(Records from a data collection)
# # # # # # #

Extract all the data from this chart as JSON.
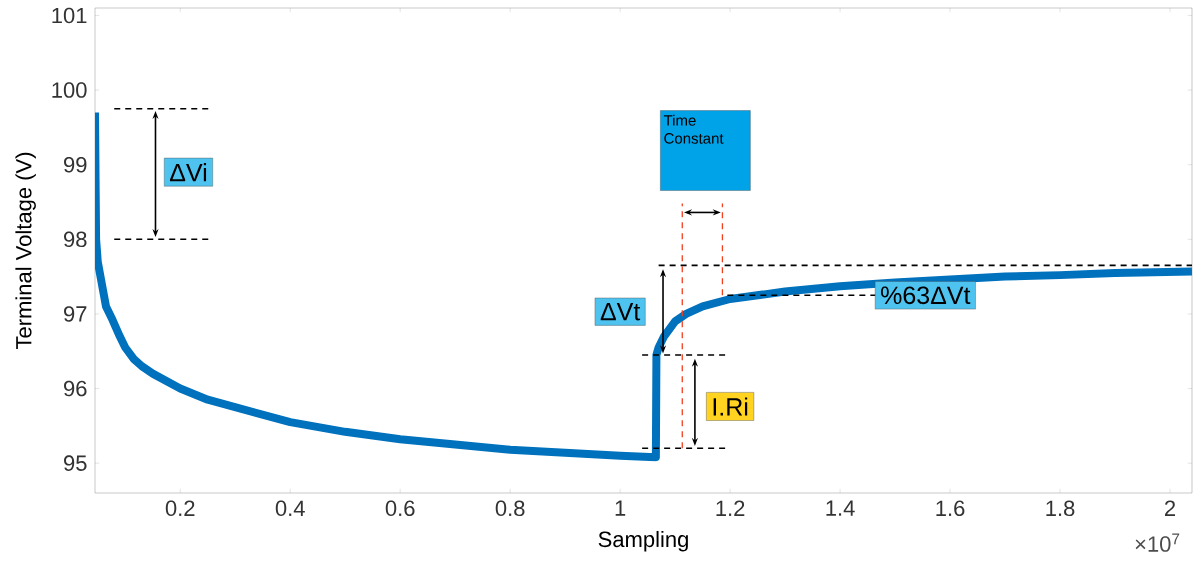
{
  "chart_data": {
    "type": "line",
    "xlabel": "Sampling",
    "ylabel": "Terminal Voltage (V)",
    "xlim": [
      0.045,
      2.04
    ],
    "ylim": [
      94.6,
      101.1
    ],
    "xticks": [
      0.2,
      0.4,
      0.6,
      0.8,
      1,
      1.2,
      1.4,
      1.6,
      1.8,
      2
    ],
    "yticks": [
      95,
      96,
      97,
      98,
      99,
      100,
      101
    ],
    "marker": "none",
    "line_style": "solid",
    "series": [
      {
        "color": "#0072bd",
        "x": [
          0.045,
          0.046,
          0.047,
          0.05,
          0.055,
          0.06,
          0.065,
          0.075,
          0.09,
          0.1,
          0.115,
          0.13,
          0.15,
          0.2,
          0.25,
          0.3,
          0.35,
          0.4,
          0.5,
          0.6,
          0.7,
          0.8,
          0.9,
          1.0,
          1.065,
          1.066,
          1.07,
          1.08,
          1.1,
          1.12,
          1.15,
          1.2,
          1.3,
          1.4,
          1.5,
          1.6,
          1.7,
          1.8,
          1.9,
          2.04
        ],
        "values": [
          99.7,
          98.8,
          98.0,
          97.7,
          97.5,
          97.3,
          97.1,
          96.95,
          96.7,
          96.55,
          96.4,
          96.3,
          96.2,
          96.0,
          95.85,
          95.75,
          95.65,
          95.55,
          95.42,
          95.32,
          95.25,
          95.18,
          95.14,
          95.1,
          95.08,
          96.45,
          96.55,
          96.7,
          96.9,
          97.0,
          97.1,
          97.2,
          97.3,
          97.37,
          97.42,
          97.46,
          97.5,
          97.52,
          97.55,
          97.57
        ]
      }
    ],
    "ref_lines": [
      {
        "axis": "y",
        "value": 99.75,
        "color": "#000000",
        "line_style": "dashed"
      },
      {
        "axis": "y",
        "value": 98.0,
        "color": "#000000",
        "line_style": "dashed"
      },
      {
        "axis": "y",
        "value": 97.65,
        "color": "#000000",
        "line_style": "dashed"
      },
      {
        "axis": "y",
        "value": 96.45,
        "color": "#000000",
        "line_style": "dashed"
      },
      {
        "axis": "y",
        "value": 95.2,
        "color": "#000000",
        "line_style": "dashed"
      },
      {
        "axis": "y",
        "value": 97.25,
        "label": "%63ΔVt",
        "color": "#000000",
        "line_style": "dashed"
      },
      {
        "axis": "x",
        "value": 1.113,
        "color": "#f0401e",
        "line_style": "dashed"
      },
      {
        "axis": "x",
        "value": 1.186,
        "color": "#f0401e",
        "line_style": "dashed"
      }
    ],
    "annotations": [
      "ΔVi",
      "ΔVt",
      "I.Ri",
      "Time Constant",
      "×10$^{7}$"
    ]
  }
}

# # # # # # #

## TASK DIRECTIONS:
Reproduce all of the entries word for word, skipping any pictures they hold.

## FINAL RESULT:
Extract all the data from this chart as JSON.
{
  "chart_data": {
    "type": "line",
    "xlabel": "Sampling",
    "ylabel": "Terminal Voltage (V)",
    "xlim": [
      0.045,
      2.04
    ],
    "ylim": [
      94.6,
      101.1
    ],
    "xticks": [
      0.2,
      0.4,
      0.6,
      0.8,
      1,
      1.2,
      1.4,
      1.6,
      1.8,
      2
    ],
    "yticks": [
      95,
      96,
      97,
      98,
      99,
      100,
      101
    ],
    "marker": "none",
    "line_style": "solid",
    "series": [
      {
        "color": "#0072bd",
        "x": [
          0.045,
          0.046,
          0.047,
          0.05,
          0.055,
          0.06,
          0.065,
          0.075,
          0.09,
          0.1,
          0.115,
          0.13,
          0.15,
          0.2,
          0.25,
          0.3,
          0.35,
          0.4,
          0.5,
          0.6,
          0.7,
          0.8,
          0.9,
          1.0,
          1.065,
          1.066,
          1.07,
          1.08,
          1.1,
          1.12,
          1.15,
          1.2,
          1.3,
          1.4,
          1.5,
          1.6,
          1.7,
          1.8,
          1.9,
          2.04
        ],
        "values": [
          99.7,
          98.8,
          98.0,
          97.7,
          97.5,
          97.3,
          97.1,
          96.95,
          96.7,
          96.55,
          96.4,
          96.3,
          96.2,
          96.0,
          95.85,
          95.75,
          95.65,
          95.55,
          95.42,
          95.32,
          95.25,
          95.18,
          95.14,
          95.1,
          95.08,
          96.45,
          96.55,
          96.7,
          96.9,
          97.0,
          97.1,
          97.2,
          97.3,
          97.37,
          97.42,
          97.46,
          97.5,
          97.52,
          97.55,
          97.57
        ]
      }
    ],
    "ref_lines": [
      {
        "axis": "y",
        "value": 99.75,
        "color": "#000000",
        "line_style": "dashed"
      },
      {
        "axis": "y",
        "value": 98.0,
        "color": "#000000",
        "line_style": "dashed"
      },
      {
        "axis": "y",
        "value": 97.65,
        "color": "#000000",
        "line_style": "dashed"
      },
      {
        "axis": "y",
        "value": 96.45,
        "color": "#000000",
        "line_style": "dashed"
      },
      {
        "axis": "y",
        "value": 95.2,
        "color": "#000000",
        "line_style": "dashed"
      },
      {
        "axis": "y",
        "value": 97.25,
        "label": "%63ΔVt",
        "color": "#000000",
        "line_style": "dashed"
      },
      {
        "axis": "x",
        "value": 1.113,
        "color": "#f0401e",
        "line_style": "dashed"
      },
      {
        "axis": "x",
        "value": 1.186,
        "color": "#f0401e",
        "line_style": "dashed"
      }
    ],
    "annotations": [
      "ΔVi",
      "ΔVt",
      "I.Ri",
      "Time Constant",
      "×10$^{7}$"
    ]
  }
}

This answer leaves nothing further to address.